[Stored data]
'''
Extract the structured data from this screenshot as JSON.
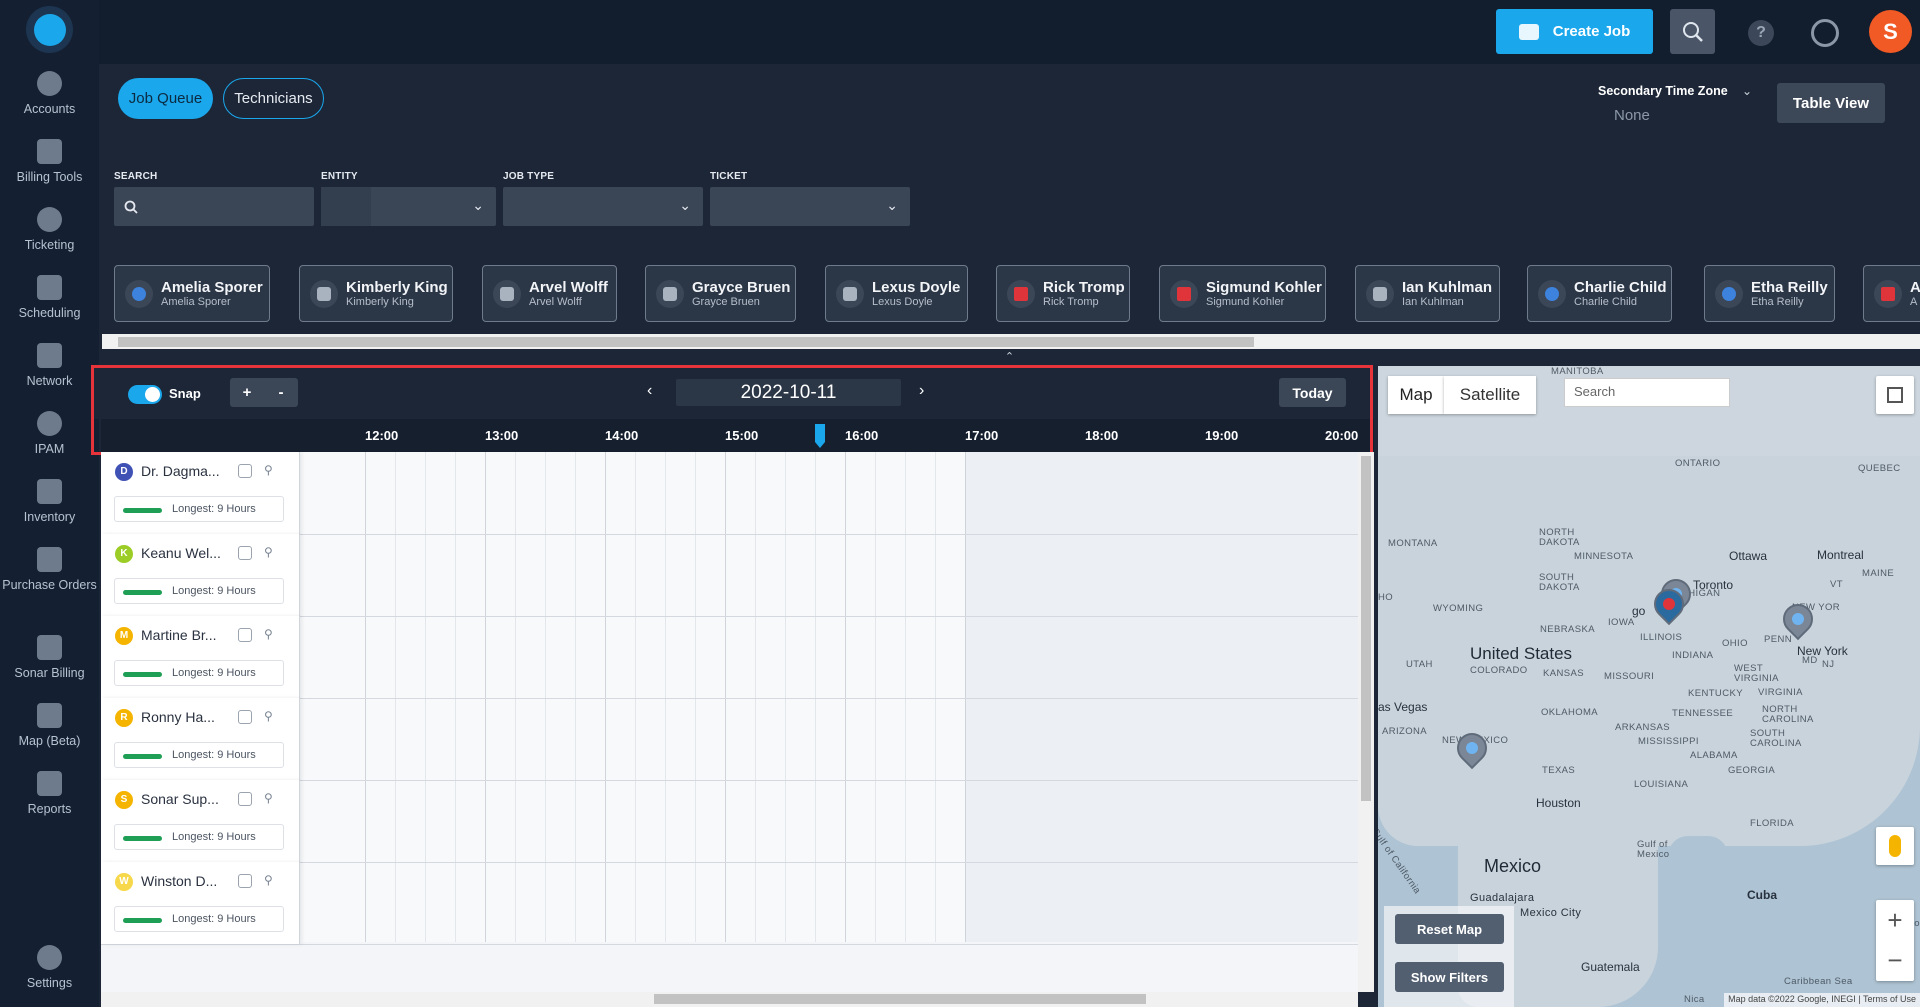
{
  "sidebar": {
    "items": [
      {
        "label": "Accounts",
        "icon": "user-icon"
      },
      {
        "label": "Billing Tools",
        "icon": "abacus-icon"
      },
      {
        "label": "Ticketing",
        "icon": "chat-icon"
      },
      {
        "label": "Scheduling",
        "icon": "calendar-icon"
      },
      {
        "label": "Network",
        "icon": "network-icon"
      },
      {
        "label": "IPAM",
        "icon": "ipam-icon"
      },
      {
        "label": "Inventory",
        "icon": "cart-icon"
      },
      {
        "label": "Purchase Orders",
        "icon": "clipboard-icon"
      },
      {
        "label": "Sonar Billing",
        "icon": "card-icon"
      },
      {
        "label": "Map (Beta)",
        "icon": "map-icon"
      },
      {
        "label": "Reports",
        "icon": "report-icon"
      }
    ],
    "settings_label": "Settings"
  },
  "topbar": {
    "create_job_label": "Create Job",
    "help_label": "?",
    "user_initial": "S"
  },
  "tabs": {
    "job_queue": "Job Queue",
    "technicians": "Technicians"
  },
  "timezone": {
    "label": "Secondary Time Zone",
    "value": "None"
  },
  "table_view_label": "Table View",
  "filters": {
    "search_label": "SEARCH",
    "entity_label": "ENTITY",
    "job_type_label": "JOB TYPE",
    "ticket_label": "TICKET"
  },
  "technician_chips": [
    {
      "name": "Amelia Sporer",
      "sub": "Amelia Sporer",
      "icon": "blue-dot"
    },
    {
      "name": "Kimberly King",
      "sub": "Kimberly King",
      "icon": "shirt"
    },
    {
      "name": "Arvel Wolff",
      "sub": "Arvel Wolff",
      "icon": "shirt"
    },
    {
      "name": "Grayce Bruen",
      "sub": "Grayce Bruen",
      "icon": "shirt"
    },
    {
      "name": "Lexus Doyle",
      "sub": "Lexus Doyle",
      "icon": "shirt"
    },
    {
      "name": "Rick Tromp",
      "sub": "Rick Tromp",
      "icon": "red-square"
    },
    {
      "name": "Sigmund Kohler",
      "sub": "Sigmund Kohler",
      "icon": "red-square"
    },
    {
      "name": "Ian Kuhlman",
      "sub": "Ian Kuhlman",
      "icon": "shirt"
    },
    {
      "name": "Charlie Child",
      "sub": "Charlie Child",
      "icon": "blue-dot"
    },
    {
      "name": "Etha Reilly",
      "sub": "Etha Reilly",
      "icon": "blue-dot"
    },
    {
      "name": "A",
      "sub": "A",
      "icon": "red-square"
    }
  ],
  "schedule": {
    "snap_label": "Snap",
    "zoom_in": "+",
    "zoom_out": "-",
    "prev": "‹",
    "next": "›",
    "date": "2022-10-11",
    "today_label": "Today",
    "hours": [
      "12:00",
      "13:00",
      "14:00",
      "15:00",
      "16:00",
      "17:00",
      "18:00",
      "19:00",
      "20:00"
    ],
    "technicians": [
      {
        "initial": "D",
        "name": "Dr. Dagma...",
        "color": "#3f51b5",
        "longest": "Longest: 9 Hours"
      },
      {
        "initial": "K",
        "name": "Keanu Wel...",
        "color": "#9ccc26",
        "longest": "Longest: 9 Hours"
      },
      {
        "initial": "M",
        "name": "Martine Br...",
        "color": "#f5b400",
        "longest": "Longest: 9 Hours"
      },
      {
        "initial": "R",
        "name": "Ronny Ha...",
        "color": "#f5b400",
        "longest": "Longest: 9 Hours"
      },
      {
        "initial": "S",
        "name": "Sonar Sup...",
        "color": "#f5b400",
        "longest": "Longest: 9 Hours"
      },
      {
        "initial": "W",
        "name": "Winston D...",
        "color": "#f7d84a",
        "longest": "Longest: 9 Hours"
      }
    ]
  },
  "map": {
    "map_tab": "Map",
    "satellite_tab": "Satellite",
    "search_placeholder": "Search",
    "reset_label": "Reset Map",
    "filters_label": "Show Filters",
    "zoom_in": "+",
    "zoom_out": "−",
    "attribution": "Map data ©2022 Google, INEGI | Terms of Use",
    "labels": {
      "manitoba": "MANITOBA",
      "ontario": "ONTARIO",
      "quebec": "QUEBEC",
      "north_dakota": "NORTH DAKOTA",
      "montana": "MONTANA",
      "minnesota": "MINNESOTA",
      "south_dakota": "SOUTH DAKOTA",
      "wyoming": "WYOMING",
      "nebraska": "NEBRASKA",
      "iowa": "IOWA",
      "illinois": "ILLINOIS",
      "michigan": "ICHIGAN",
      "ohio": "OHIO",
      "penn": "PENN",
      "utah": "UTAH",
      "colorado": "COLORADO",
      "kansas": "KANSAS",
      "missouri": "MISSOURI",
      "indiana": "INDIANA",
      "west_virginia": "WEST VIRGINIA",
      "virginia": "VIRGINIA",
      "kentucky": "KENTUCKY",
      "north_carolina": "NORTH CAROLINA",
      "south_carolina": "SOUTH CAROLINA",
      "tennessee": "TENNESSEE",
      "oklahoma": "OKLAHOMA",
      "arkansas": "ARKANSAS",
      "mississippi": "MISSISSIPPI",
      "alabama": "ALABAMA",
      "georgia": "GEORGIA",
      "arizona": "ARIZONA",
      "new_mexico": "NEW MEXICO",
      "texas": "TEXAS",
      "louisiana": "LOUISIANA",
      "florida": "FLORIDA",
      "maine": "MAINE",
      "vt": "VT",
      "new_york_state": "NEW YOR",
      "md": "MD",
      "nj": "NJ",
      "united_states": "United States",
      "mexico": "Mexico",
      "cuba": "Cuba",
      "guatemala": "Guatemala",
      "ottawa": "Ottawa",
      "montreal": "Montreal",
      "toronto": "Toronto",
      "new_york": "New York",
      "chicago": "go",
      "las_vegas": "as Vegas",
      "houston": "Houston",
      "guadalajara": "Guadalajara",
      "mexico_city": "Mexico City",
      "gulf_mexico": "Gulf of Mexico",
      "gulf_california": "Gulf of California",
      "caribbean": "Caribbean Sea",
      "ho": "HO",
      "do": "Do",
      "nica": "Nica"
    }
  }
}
'''
▶ [AIM] Go through the data above and transcribe it in full, omitting any image.

▶ [SOLVED PROBLEM]
Extract the structured data from this screenshot as JSON.
{
  "sidebar": {
    "items": [
      {
        "label": "Accounts",
        "icon": "user-icon"
      },
      {
        "label": "Billing Tools",
        "icon": "abacus-icon"
      },
      {
        "label": "Ticketing",
        "icon": "chat-icon"
      },
      {
        "label": "Scheduling",
        "icon": "calendar-icon"
      },
      {
        "label": "Network",
        "icon": "network-icon"
      },
      {
        "label": "IPAM",
        "icon": "ipam-icon"
      },
      {
        "label": "Inventory",
        "icon": "cart-icon"
      },
      {
        "label": "Purchase Orders",
        "icon": "clipboard-icon"
      },
      {
        "label": "Sonar Billing",
        "icon": "card-icon"
      },
      {
        "label": "Map (Beta)",
        "icon": "map-icon"
      },
      {
        "label": "Reports",
        "icon": "report-icon"
      }
    ],
    "settings_label": "Settings"
  },
  "topbar": {
    "create_job_label": "Create Job",
    "help_label": "?",
    "user_initial": "S"
  },
  "tabs": {
    "job_queue": "Job Queue",
    "technicians": "Technicians"
  },
  "timezone": {
    "label": "Secondary Time Zone",
    "value": "None"
  },
  "table_view_label": "Table View",
  "filters": {
    "search_label": "SEARCH",
    "entity_label": "ENTITY",
    "job_type_label": "JOB TYPE",
    "ticket_label": "TICKET"
  },
  "technician_chips": [
    {
      "name": "Amelia Sporer",
      "sub": "Amelia Sporer",
      "icon": "blue-dot"
    },
    {
      "name": "Kimberly King",
      "sub": "Kimberly King",
      "icon": "shirt"
    },
    {
      "name": "Arvel Wolff",
      "sub": "Arvel Wolff",
      "icon": "shirt"
    },
    {
      "name": "Grayce Bruen",
      "sub": "Grayce Bruen",
      "icon": "shirt"
    },
    {
      "name": "Lexus Doyle",
      "sub": "Lexus Doyle",
      "icon": "shirt"
    },
    {
      "name": "Rick Tromp",
      "sub": "Rick Tromp",
      "icon": "red-square"
    },
    {
      "name": "Sigmund Kohler",
      "sub": "Sigmund Kohler",
      "icon": "red-square"
    },
    {
      "name": "Ian Kuhlman",
      "sub": "Ian Kuhlman",
      "icon": "shirt"
    },
    {
      "name": "Charlie Child",
      "sub": "Charlie Child",
      "icon": "blue-dot"
    },
    {
      "name": "Etha Reilly",
      "sub": "Etha Reilly",
      "icon": "blue-dot"
    },
    {
      "name": "A",
      "sub": "A",
      "icon": "red-square"
    }
  ],
  "schedule": {
    "snap_label": "Snap",
    "zoom_in": "+",
    "zoom_out": "-",
    "prev": "‹",
    "next": "›",
    "date": "2022-10-11",
    "today_label": "Today",
    "hours": [
      "12:00",
      "13:00",
      "14:00",
      "15:00",
      "16:00",
      "17:00",
      "18:00",
      "19:00",
      "20:00"
    ],
    "technicians": [
      {
        "initial": "D",
        "name": "Dr. Dagma...",
        "color": "#3f51b5",
        "longest": "Longest: 9 Hours"
      },
      {
        "initial": "K",
        "name": "Keanu Wel...",
        "color": "#9ccc26",
        "longest": "Longest: 9 Hours"
      },
      {
        "initial": "M",
        "name": "Martine Br...",
        "color": "#f5b400",
        "longest": "Longest: 9 Hours"
      },
      {
        "initial": "R",
        "name": "Ronny Ha...",
        "color": "#f5b400",
        "longest": "Longest: 9 Hours"
      },
      {
        "initial": "S",
        "name": "Sonar Sup...",
        "color": "#f5b400",
        "longest": "Longest: 9 Hours"
      },
      {
        "initial": "W",
        "name": "Winston D...",
        "color": "#f7d84a",
        "longest": "Longest: 9 Hours"
      }
    ]
  },
  "map": {
    "map_tab": "Map",
    "satellite_tab": "Satellite",
    "search_placeholder": "Search",
    "reset_label": "Reset Map",
    "filters_label": "Show Filters",
    "zoom_in": "+",
    "zoom_out": "−",
    "attribution": "Map data ©2022 Google, INEGI | Terms of Use",
    "labels": {
      "manitoba": "MANITOBA",
      "ontario": "ONTARIO",
      "quebec": "QUEBEC",
      "north_dakota": "NORTH DAKOTA",
      "montana": "MONTANA",
      "minnesota": "MINNESOTA",
      "south_dakota": "SOUTH DAKOTA",
      "wyoming": "WYOMING",
      "nebraska": "NEBRASKA",
      "iowa": "IOWA",
      "illinois": "ILLINOIS",
      "michigan": "ICHIGAN",
      "ohio": "OHIO",
      "penn": "PENN",
      "utah": "UTAH",
      "colorado": "COLORADO",
      "kansas": "KANSAS",
      "missouri": "MISSOURI",
      "indiana": "INDIANA",
      "west_virginia": "WEST VIRGINIA",
      "virginia": "VIRGINIA",
      "kentucky": "KENTUCKY",
      "north_carolina": "NORTH CAROLINA",
      "south_carolina": "SOUTH CAROLINA",
      "tennessee": "TENNESSEE",
      "oklahoma": "OKLAHOMA",
      "arkansas": "ARKANSAS",
      "mississippi": "MISSISSIPPI",
      "alabama": "ALABAMA",
      "georgia": "GEORGIA",
      "arizona": "ARIZONA",
      "new_mexico": "NEW MEXICO",
      "texas": "TEXAS",
      "louisiana": "LOUISIANA",
      "florida": "FLORIDA",
      "maine": "MAINE",
      "vt": "VT",
      "new_york_state": "NEW YOR",
      "md": "MD",
      "nj": "NJ",
      "united_states": "United States",
      "mexico": "Mexico",
      "cuba": "Cuba",
      "guatemala": "Guatemala",
      "ottawa": "Ottawa",
      "montreal": "Montreal",
      "toronto": "Toronto",
      "new_york": "New York",
      "chicago": "go",
      "las_vegas": "as Vegas",
      "houston": "Houston",
      "guadalajara": "Guadalajara",
      "mexico_city": "Mexico City",
      "gulf_mexico": "Gulf of Mexico",
      "gulf_california": "Gulf of California",
      "caribbean": "Caribbean Sea",
      "ho": "HO",
      "do": "Do",
      "nica": "Nica"
    }
  }
}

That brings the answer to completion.